Task prompt
In the listing below, find the part that opens with the line containing "phone-side-button [915, 175, 920, 223]" and closes with the line containing "nav-back-icon[interactable] [600, 695, 644, 735]". Write only those lines out again, swapping "permission-subtitle" for "permission-caption" and leaving everything else unchanged.

:: Listed records ::

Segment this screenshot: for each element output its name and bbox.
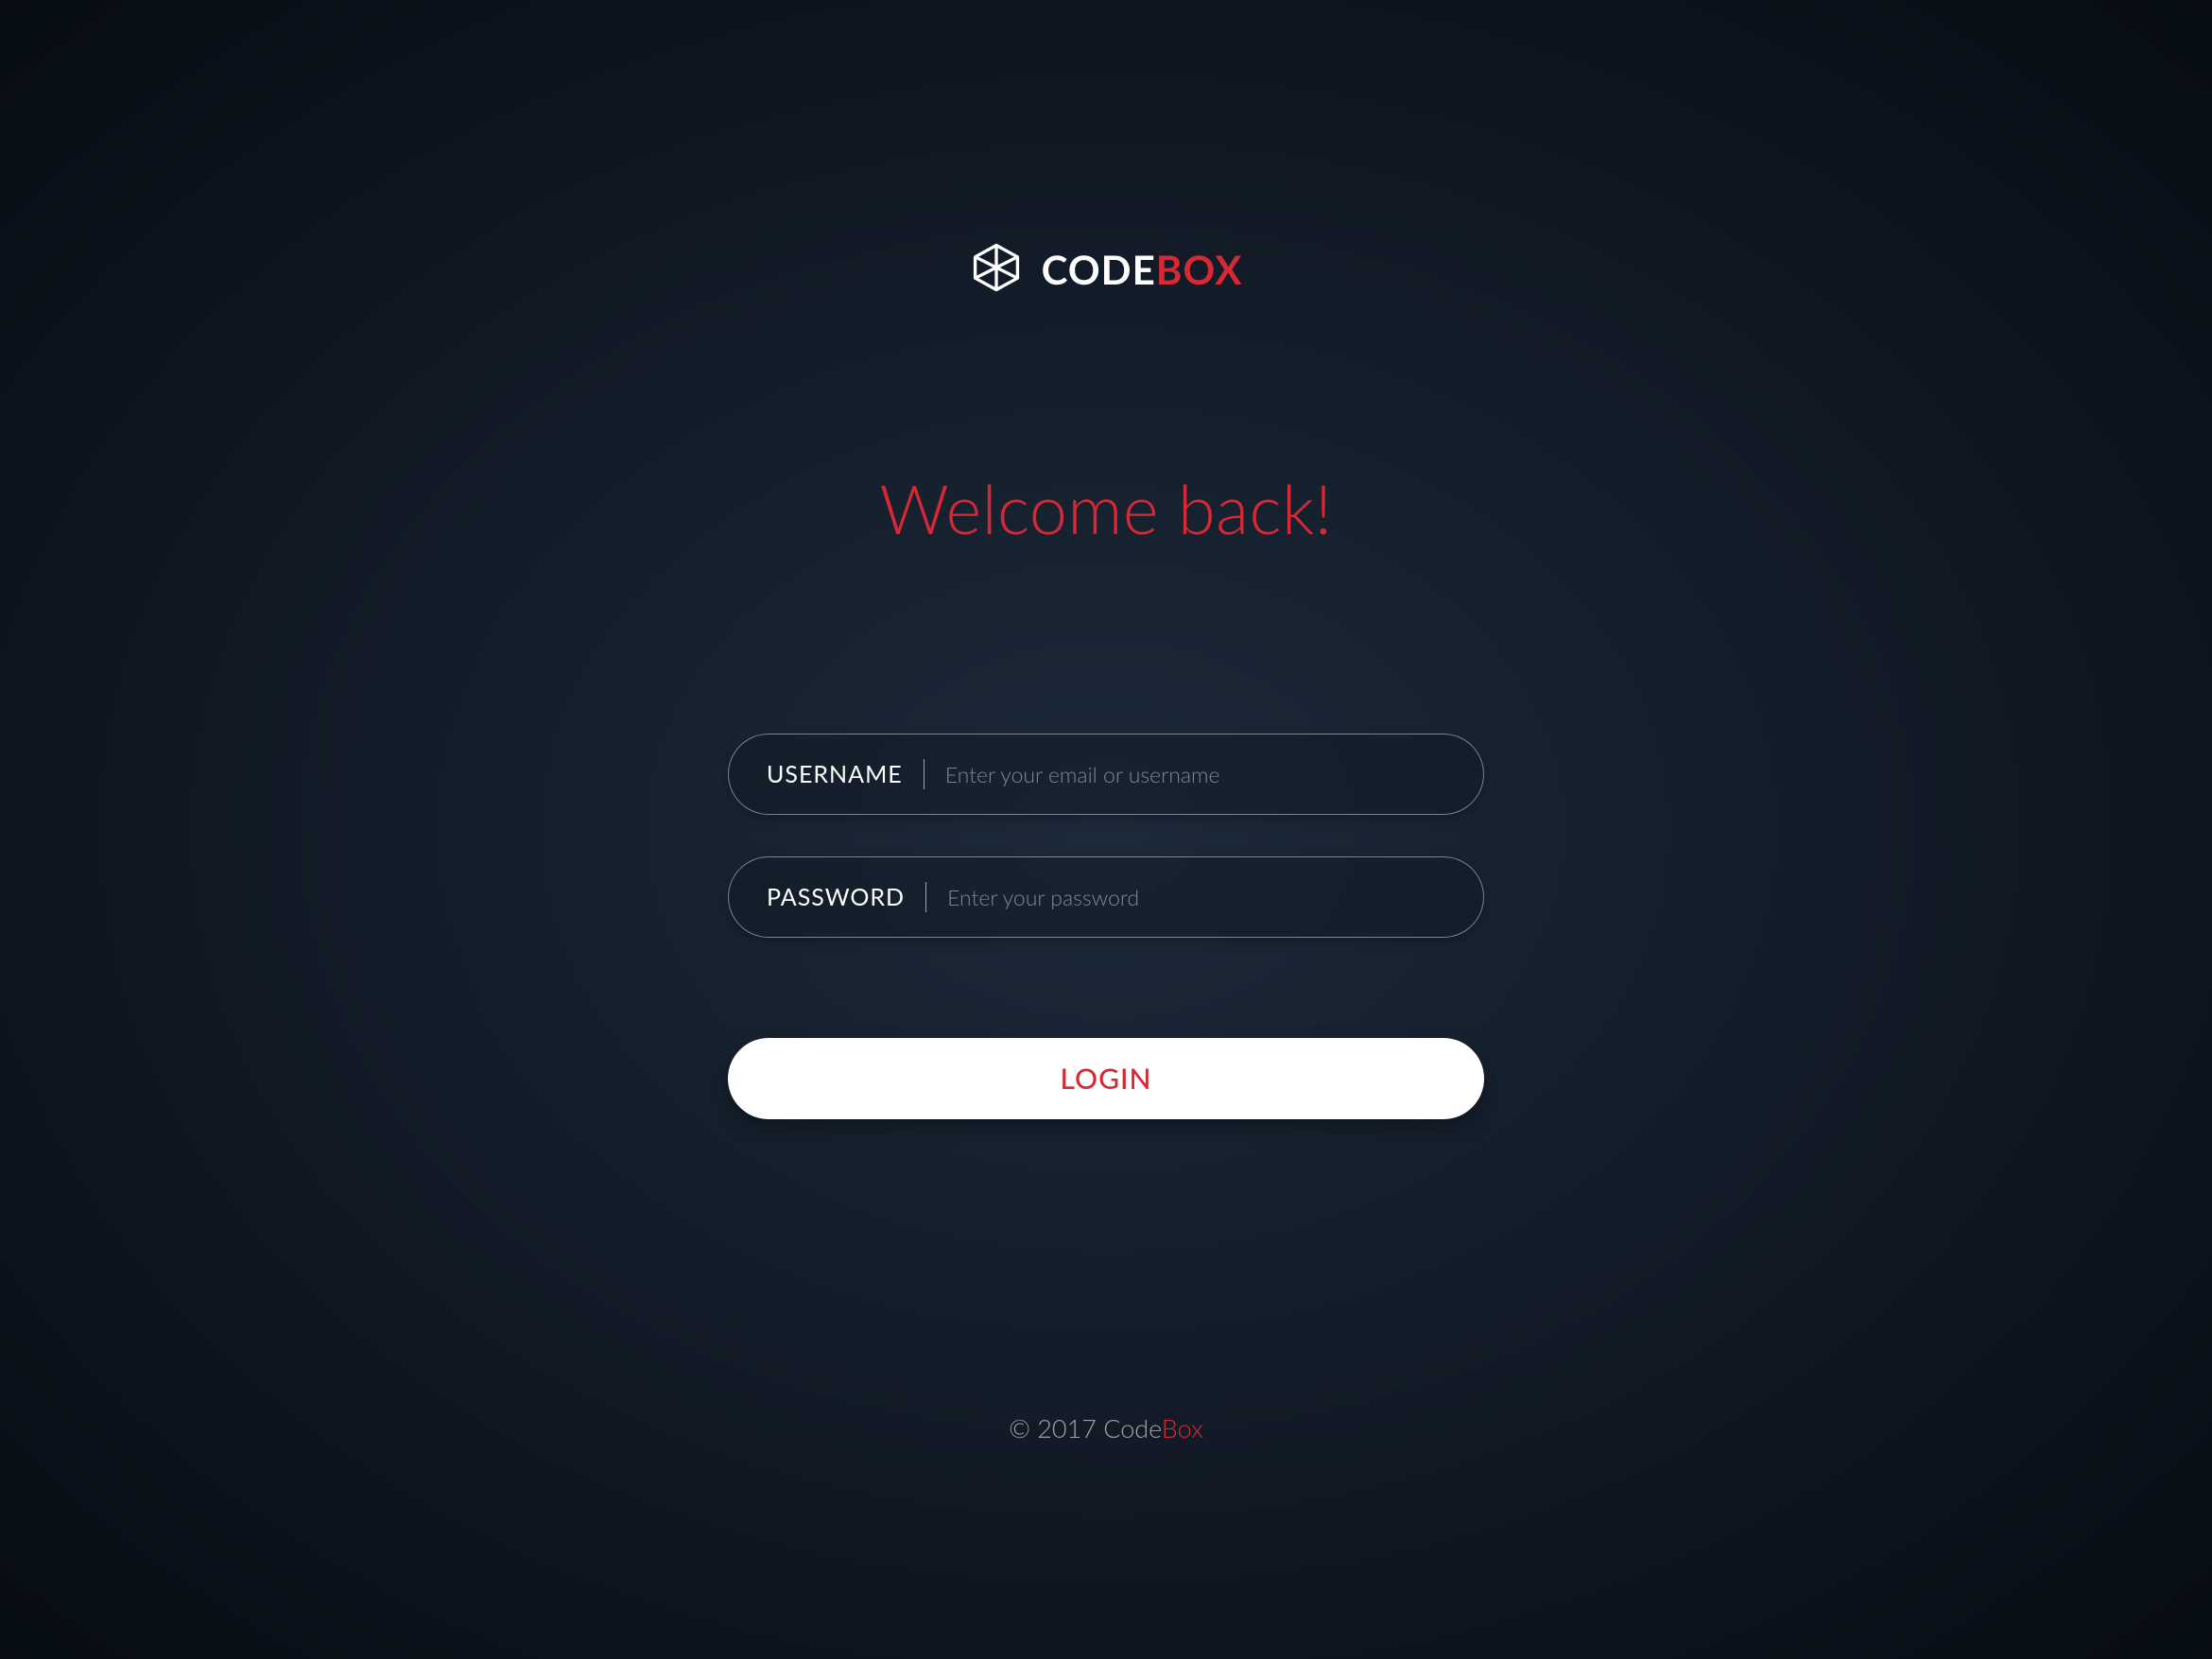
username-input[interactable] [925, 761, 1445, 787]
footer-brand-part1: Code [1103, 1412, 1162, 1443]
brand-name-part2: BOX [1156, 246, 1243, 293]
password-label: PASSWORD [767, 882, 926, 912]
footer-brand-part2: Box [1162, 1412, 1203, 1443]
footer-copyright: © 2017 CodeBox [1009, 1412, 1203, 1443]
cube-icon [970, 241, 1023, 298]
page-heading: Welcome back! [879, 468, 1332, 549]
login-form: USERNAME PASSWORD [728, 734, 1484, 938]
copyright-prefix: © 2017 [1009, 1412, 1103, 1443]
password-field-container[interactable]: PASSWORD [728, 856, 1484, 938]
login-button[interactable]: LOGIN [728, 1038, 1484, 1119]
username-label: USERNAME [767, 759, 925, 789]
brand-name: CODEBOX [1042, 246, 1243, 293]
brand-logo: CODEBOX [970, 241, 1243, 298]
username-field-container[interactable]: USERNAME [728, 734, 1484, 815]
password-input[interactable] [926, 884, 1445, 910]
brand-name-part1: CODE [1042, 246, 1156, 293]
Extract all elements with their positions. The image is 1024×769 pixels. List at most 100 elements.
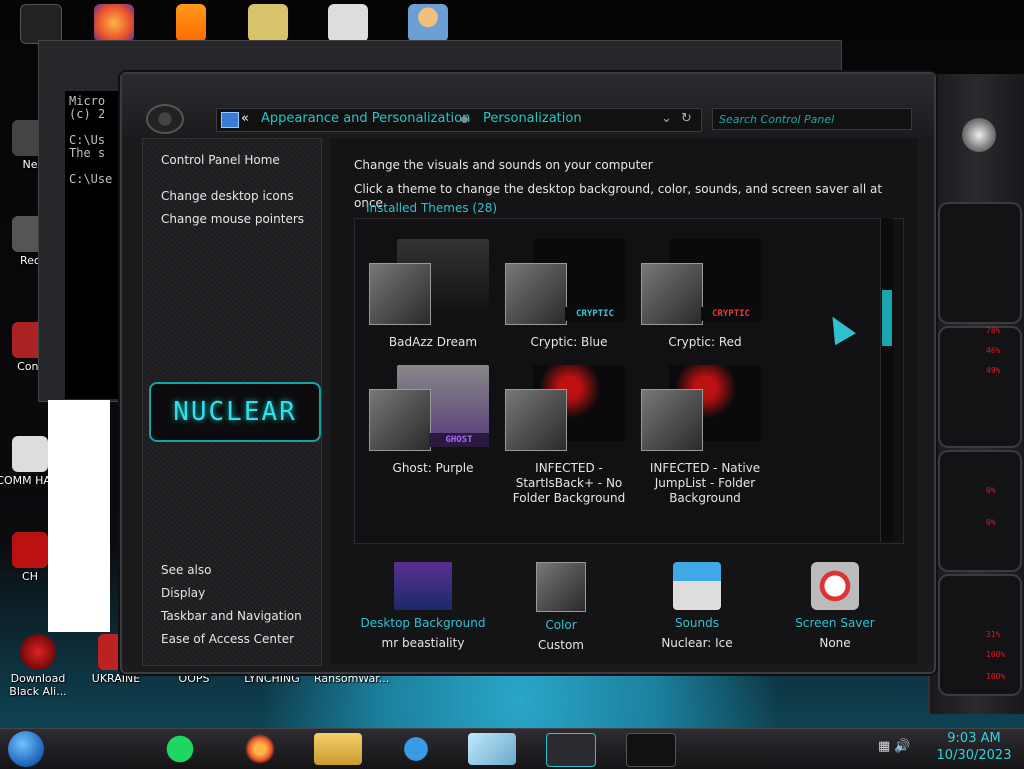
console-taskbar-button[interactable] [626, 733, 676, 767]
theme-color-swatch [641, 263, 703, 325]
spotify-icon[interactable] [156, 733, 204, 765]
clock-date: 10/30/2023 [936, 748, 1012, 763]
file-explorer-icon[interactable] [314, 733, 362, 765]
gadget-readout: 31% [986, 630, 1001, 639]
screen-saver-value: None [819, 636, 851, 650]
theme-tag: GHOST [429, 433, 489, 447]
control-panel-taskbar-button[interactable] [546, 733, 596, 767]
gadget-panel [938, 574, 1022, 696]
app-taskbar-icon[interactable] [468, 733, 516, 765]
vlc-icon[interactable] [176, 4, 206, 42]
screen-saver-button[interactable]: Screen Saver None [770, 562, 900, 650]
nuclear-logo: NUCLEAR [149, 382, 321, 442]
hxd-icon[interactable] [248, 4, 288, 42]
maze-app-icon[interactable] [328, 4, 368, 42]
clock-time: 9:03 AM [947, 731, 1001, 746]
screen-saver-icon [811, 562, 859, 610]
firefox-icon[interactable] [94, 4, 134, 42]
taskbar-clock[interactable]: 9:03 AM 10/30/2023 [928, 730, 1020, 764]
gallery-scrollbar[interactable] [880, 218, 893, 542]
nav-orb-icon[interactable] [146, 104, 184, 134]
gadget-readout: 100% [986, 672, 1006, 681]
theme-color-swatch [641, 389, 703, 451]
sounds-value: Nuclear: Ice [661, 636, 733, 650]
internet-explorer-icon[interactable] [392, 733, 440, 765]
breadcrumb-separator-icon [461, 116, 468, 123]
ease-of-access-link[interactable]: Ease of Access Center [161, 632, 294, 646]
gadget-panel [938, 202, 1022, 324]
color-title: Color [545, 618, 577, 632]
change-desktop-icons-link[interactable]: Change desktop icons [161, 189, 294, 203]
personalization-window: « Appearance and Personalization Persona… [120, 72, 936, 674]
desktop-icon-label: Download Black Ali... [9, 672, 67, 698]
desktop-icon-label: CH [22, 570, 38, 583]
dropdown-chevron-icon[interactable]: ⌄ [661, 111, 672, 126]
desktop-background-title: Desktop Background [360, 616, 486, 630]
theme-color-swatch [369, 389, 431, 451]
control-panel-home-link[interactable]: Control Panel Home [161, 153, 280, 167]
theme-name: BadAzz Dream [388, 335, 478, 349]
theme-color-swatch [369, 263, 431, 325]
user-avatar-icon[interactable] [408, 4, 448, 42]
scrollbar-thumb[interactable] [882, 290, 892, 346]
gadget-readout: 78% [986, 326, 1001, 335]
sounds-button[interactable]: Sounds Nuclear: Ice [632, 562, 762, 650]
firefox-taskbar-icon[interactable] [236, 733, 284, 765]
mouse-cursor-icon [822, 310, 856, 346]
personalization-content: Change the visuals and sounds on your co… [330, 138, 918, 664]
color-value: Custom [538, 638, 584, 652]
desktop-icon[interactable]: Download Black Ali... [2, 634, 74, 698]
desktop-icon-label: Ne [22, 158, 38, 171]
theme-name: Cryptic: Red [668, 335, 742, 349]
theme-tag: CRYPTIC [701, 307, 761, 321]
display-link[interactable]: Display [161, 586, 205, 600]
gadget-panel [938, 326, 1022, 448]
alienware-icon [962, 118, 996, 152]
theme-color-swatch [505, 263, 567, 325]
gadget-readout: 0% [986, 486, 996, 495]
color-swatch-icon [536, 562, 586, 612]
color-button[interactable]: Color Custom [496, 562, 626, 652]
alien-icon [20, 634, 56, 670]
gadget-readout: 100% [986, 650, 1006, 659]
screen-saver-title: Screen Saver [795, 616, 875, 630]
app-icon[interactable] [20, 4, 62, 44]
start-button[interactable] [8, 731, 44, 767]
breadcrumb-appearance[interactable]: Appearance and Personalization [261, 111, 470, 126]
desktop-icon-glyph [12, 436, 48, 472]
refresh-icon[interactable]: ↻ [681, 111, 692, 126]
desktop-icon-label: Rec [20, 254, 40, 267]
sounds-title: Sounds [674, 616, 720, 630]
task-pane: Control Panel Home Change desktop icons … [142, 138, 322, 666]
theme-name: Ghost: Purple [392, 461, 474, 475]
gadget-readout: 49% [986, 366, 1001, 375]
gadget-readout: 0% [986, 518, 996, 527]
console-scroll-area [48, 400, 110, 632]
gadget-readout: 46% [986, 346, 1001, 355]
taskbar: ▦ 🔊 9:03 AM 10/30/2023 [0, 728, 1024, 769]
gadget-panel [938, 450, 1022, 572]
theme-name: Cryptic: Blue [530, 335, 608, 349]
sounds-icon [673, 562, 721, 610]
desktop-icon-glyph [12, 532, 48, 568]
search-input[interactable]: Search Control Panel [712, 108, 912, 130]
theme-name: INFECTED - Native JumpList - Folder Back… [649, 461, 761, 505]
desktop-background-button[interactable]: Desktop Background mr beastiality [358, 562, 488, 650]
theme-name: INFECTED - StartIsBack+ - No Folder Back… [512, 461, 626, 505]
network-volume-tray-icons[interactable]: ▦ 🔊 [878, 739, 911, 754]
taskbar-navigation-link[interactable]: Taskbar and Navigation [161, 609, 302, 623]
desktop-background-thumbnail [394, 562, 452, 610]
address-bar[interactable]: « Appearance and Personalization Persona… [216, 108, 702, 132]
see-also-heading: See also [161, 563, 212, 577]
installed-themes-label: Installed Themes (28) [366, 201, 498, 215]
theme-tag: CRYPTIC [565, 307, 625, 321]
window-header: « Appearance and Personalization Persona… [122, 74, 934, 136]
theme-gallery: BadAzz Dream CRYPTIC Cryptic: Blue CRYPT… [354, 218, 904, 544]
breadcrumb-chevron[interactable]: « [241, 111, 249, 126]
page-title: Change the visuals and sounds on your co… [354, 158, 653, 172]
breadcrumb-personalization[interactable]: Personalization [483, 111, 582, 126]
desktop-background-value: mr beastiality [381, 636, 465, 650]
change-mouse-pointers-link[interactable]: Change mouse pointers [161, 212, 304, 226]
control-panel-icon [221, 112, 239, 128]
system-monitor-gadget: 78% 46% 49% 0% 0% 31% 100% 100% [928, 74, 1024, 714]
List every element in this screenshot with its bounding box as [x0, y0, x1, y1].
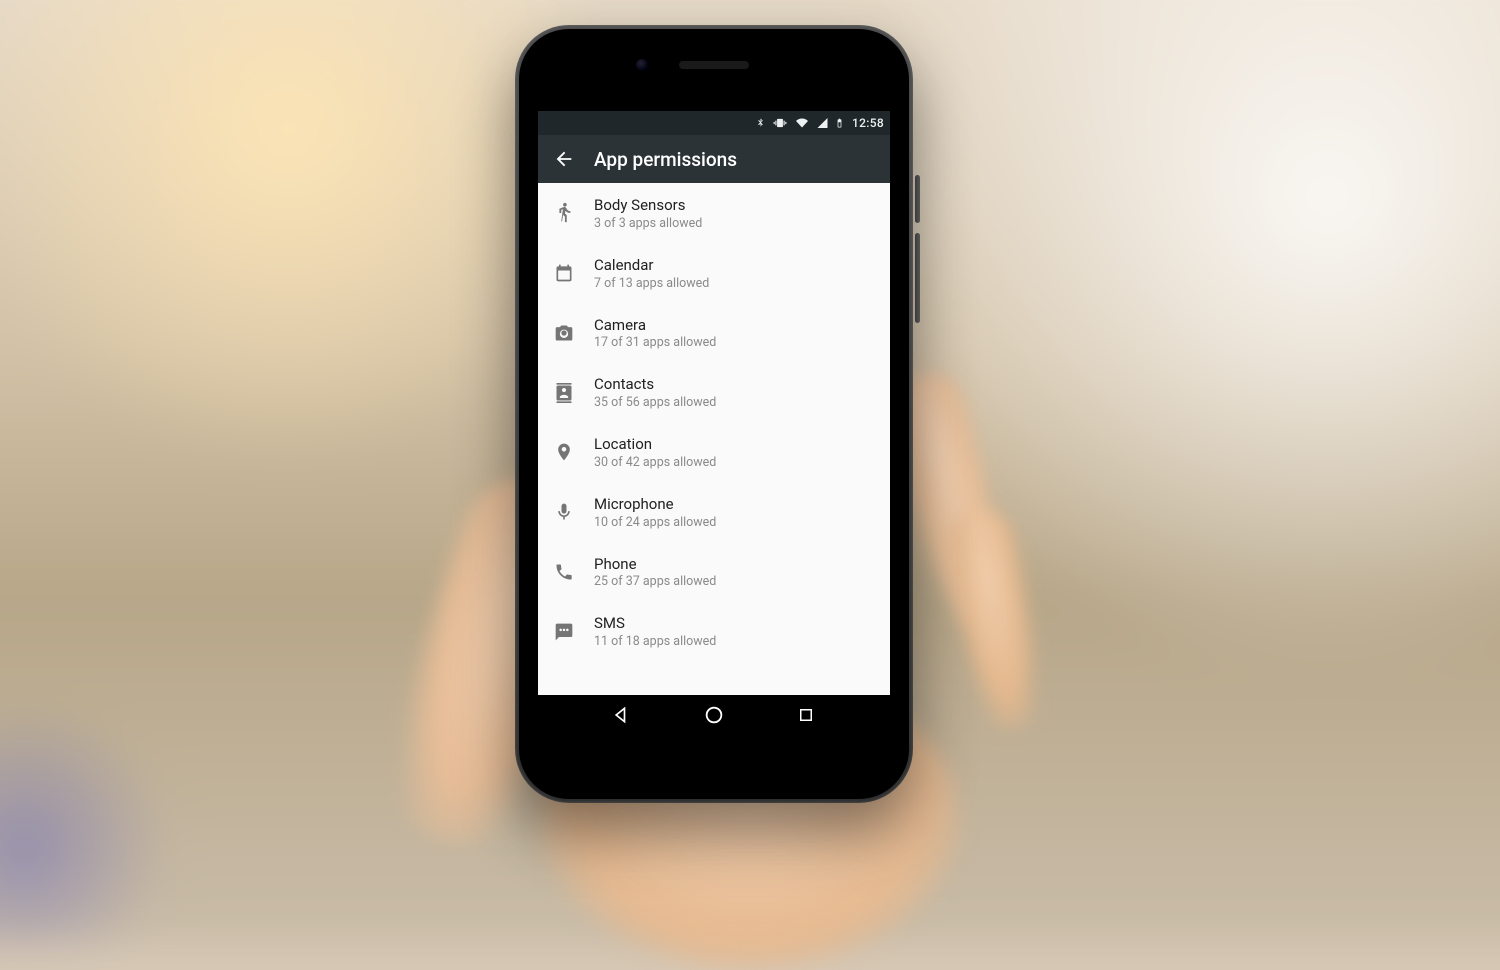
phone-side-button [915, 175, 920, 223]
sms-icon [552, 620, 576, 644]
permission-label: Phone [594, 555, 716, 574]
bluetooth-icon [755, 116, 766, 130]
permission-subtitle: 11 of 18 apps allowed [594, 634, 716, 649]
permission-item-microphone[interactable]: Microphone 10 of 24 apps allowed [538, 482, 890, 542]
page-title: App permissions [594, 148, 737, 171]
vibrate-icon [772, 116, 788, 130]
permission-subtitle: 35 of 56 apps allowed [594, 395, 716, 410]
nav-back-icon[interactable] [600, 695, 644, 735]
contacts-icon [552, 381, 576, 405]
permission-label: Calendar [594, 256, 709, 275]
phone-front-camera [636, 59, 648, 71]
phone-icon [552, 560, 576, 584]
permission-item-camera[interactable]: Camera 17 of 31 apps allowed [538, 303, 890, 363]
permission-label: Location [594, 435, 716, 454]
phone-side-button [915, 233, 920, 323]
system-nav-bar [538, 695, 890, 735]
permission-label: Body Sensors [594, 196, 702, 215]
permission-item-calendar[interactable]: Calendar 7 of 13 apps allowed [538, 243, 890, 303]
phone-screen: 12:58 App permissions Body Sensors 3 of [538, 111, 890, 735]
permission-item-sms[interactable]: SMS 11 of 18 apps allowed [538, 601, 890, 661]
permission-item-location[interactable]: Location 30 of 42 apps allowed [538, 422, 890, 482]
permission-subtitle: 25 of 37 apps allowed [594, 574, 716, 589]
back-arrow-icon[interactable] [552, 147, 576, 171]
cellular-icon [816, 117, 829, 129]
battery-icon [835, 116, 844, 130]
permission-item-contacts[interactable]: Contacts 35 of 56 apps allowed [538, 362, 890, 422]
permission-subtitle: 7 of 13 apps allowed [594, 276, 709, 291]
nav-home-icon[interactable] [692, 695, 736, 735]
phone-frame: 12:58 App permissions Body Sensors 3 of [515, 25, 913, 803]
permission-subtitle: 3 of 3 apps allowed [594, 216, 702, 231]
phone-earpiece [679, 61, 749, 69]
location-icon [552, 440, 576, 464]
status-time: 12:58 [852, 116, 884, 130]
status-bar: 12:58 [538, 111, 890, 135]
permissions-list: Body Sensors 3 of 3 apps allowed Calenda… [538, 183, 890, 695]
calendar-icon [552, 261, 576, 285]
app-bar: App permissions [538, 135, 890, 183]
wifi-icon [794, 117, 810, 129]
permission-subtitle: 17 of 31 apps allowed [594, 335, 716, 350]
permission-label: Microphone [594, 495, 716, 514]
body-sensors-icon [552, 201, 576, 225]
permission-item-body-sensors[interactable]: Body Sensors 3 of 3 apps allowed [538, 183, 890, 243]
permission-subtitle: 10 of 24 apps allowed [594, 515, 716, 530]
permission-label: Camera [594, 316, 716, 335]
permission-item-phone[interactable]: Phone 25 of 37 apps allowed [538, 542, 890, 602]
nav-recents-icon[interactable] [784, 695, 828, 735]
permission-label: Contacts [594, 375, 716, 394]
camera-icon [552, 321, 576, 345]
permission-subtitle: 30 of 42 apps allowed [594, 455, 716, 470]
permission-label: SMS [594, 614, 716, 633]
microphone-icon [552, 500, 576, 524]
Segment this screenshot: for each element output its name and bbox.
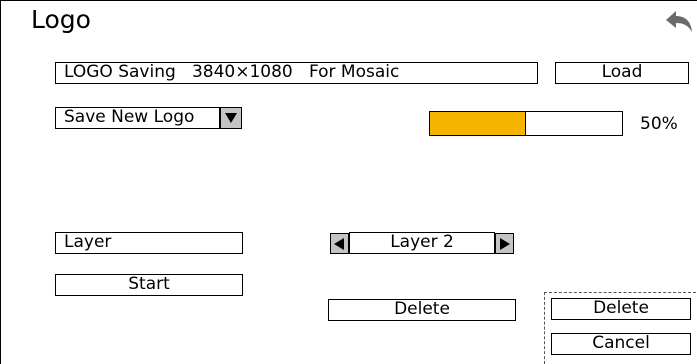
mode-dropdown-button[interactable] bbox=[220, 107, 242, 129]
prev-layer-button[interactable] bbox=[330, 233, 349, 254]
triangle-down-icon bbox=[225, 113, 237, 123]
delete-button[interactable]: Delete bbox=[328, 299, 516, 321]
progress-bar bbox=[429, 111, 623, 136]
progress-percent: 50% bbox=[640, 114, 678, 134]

:::

Exercise response
phone-side-button [915, 175, 920, 223]
sms-icon [552, 620, 576, 644]
permission-label: Phone [594, 555, 716, 574]
bluetooth-icon [755, 116, 766, 130]
permission-caption: 11 of 18 apps allowed [594, 634, 716, 649]
permission-item-microphone[interactable]: Microphone 10 of 24 apps allowed [538, 482, 890, 542]
page-title: App permissions [594, 148, 737, 171]
vibrate-icon [772, 116, 788, 130]
permission-caption: 35 of 56 apps allowed [594, 395, 716, 410]
nav-back-icon[interactable] [600, 695, 644, 735]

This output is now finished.